§ **What you will do**:
Please copy the filesystem case-handling text starting at "## Case-preserving case-insensitive" and ending at "exist at a time.", renaming "filesystems" to "file systems" throughout.

§ **Source**:
***

They are three separate files, they can have separate contents, separate permissions, etc.
Deleting one of them doesn't touch the others.

Additionally, if only `apricot` exist, trying to access `APRICOT` will result in an error, since,
well, it doesn't exist.

Case-sensitive semantics are the easiest to remember.

## Case-preserving case-insensitive filesystems (CPCI)

The idea behind CPCI filesystems is that if a user creates file
named `apricot`, and later tries to access it as `APRICOT`, *we know what
they mean*, so we should just give them `apricot`.

The following properties follow:

- Only *a single casing* of a name may exist at a time.

***

§ **Supplied information**:

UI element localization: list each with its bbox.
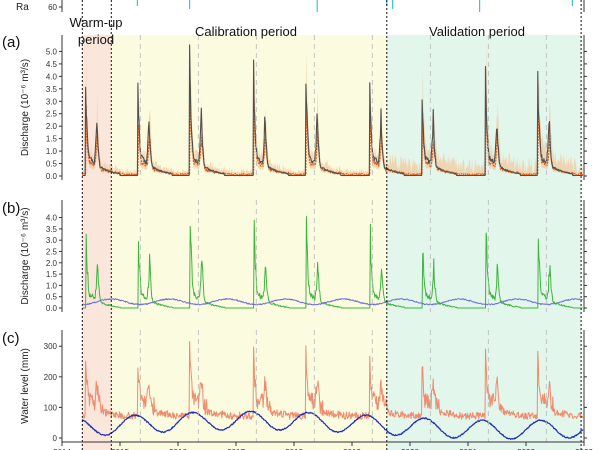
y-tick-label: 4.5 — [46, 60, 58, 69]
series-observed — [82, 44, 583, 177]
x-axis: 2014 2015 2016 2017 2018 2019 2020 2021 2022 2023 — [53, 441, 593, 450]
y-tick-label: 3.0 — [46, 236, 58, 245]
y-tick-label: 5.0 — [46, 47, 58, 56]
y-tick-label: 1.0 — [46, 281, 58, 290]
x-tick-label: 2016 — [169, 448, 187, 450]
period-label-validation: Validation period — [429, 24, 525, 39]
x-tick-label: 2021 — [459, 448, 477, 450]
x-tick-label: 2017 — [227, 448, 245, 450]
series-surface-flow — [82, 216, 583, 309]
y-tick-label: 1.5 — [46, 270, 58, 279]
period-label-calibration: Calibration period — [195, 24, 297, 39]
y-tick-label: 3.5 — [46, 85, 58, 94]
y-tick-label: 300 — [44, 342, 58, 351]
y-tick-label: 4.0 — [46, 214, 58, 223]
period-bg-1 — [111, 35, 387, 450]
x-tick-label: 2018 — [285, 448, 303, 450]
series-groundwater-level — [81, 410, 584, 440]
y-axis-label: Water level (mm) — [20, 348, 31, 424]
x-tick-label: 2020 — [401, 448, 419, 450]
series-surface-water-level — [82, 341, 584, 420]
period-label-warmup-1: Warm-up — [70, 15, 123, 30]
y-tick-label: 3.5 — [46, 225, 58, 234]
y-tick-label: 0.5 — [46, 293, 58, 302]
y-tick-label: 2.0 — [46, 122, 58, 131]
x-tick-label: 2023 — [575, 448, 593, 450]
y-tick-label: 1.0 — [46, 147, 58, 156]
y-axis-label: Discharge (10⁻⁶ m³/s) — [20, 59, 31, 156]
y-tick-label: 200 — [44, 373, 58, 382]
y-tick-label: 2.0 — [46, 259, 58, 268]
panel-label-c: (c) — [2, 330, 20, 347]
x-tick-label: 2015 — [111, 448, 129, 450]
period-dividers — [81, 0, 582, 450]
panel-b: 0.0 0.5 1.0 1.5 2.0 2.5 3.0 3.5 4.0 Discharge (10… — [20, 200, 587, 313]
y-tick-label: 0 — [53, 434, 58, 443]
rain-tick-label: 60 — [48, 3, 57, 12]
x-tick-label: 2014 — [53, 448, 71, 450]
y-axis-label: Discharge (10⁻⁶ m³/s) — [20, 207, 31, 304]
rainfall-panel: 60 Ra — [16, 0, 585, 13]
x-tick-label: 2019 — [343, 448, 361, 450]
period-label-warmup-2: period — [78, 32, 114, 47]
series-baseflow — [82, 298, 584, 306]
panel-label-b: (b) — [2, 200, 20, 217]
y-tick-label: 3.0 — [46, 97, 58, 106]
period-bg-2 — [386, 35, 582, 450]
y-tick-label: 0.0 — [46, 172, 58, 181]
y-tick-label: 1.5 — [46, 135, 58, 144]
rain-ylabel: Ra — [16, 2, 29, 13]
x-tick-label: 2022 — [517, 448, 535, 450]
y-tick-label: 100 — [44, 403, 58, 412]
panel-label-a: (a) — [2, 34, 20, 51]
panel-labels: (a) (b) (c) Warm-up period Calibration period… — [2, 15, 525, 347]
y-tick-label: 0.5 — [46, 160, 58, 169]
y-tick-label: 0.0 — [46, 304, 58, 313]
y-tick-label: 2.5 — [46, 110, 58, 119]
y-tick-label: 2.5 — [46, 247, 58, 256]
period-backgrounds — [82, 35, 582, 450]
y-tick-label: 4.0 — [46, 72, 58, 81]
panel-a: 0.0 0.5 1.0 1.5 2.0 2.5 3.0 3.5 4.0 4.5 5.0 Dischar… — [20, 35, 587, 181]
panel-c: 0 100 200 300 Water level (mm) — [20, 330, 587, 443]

***

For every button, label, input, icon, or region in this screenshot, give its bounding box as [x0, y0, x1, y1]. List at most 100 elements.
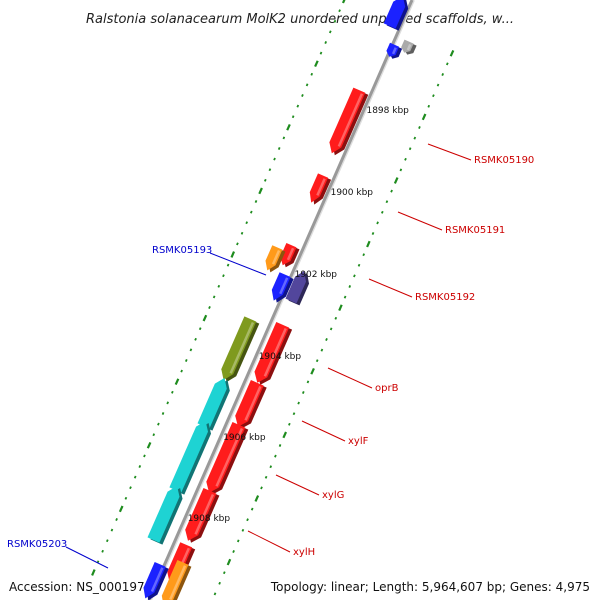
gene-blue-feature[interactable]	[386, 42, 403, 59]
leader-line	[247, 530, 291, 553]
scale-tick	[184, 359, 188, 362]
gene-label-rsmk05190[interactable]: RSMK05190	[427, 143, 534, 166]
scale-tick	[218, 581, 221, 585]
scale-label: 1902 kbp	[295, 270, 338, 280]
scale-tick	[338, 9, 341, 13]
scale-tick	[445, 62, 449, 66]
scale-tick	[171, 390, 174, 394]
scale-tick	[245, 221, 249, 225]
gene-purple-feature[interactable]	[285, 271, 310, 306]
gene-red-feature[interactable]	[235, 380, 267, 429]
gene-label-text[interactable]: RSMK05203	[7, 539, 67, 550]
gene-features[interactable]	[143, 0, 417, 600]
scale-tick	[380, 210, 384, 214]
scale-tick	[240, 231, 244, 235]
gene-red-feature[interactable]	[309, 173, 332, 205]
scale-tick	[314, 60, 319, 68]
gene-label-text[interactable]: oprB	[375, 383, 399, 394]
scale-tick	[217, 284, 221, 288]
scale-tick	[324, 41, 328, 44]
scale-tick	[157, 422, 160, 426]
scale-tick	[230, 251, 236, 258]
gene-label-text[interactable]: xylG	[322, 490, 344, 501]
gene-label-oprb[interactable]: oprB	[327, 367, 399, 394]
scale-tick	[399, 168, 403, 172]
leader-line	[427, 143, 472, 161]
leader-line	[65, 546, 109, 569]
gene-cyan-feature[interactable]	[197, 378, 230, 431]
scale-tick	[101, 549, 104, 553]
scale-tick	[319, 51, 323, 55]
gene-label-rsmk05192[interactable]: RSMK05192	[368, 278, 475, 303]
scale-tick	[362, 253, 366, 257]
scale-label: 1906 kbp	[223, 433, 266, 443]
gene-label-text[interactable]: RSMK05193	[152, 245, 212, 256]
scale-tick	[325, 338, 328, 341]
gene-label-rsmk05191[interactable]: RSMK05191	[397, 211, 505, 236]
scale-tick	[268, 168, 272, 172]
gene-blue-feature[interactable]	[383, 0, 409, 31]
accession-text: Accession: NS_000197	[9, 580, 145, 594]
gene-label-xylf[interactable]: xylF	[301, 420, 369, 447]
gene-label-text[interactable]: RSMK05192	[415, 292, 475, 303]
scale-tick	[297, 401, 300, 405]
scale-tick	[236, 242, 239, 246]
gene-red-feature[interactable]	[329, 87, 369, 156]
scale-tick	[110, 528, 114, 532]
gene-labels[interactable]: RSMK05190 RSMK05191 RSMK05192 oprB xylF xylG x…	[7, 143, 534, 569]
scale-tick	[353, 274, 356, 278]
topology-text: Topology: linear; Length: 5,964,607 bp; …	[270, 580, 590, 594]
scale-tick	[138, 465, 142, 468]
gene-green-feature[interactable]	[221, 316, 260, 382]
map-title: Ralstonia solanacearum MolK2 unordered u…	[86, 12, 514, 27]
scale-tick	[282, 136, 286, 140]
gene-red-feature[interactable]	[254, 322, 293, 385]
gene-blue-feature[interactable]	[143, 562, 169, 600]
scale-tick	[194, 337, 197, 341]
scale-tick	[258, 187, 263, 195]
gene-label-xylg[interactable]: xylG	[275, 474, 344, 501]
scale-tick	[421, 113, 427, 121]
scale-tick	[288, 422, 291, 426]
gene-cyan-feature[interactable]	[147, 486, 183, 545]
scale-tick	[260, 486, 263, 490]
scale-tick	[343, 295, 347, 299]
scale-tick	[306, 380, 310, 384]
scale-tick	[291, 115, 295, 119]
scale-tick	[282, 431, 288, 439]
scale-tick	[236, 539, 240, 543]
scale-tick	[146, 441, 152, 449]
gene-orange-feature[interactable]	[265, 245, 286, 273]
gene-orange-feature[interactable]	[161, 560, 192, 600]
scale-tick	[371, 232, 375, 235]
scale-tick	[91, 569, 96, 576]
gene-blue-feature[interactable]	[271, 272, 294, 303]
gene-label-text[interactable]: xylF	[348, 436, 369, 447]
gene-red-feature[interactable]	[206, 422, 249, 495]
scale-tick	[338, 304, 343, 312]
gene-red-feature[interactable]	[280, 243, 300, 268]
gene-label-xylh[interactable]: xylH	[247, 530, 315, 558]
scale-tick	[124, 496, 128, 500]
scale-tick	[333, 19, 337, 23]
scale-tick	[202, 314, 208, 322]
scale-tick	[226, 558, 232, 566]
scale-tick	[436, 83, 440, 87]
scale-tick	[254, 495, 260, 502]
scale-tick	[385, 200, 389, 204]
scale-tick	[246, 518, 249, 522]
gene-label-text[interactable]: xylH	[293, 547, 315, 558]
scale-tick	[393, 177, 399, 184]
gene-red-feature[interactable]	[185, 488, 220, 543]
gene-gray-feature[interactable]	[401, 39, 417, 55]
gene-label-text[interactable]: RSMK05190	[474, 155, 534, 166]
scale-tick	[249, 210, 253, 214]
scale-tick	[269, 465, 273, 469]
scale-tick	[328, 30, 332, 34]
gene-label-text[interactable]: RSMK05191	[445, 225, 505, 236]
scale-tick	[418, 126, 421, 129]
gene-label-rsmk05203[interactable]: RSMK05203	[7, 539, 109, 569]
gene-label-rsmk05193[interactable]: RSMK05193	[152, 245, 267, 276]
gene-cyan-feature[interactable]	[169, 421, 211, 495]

***

§ **Reply to the exercise**:
## Case-preserving case-insensitive file systems (CPCI)

The idea behind CPCI file systems is that if a user creates file
named `apricot`, and later tries to access it as `APRICOT`, *we know what
they mean*, so we should just give them `apricot`.

The following properties follow:

- Only *a single casing* of a name may exist at a time.